• **Description of the task**
Search the records that follow and extract every line containing the string "values".

(Items from a dataset)
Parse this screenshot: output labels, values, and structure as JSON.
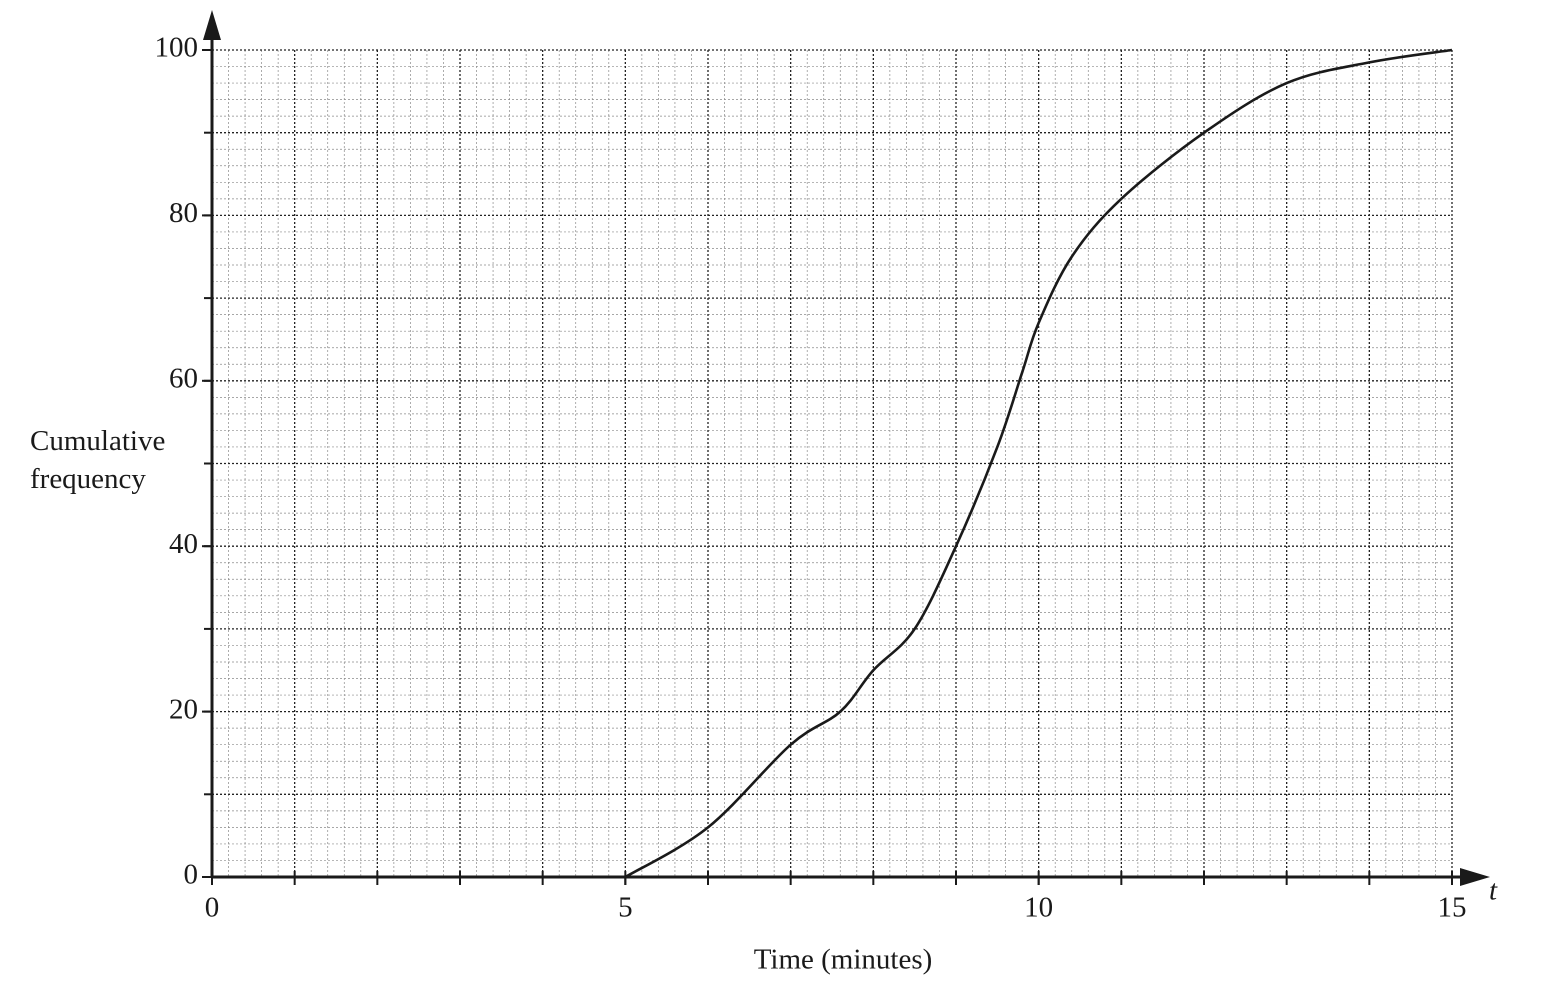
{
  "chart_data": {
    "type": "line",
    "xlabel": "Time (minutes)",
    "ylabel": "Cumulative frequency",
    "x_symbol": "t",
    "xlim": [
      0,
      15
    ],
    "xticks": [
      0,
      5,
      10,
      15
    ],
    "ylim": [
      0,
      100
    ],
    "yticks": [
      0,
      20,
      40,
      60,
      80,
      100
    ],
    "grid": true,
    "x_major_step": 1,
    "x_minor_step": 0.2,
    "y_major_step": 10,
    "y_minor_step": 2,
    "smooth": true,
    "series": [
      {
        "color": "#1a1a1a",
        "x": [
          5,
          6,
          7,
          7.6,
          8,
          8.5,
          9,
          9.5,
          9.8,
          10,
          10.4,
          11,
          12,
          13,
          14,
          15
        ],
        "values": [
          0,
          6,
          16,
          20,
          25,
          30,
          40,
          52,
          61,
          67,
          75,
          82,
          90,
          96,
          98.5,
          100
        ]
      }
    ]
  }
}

• **Correct answer**
Parse this screenshot: output labels, values, and structure as JSON.
        "values": [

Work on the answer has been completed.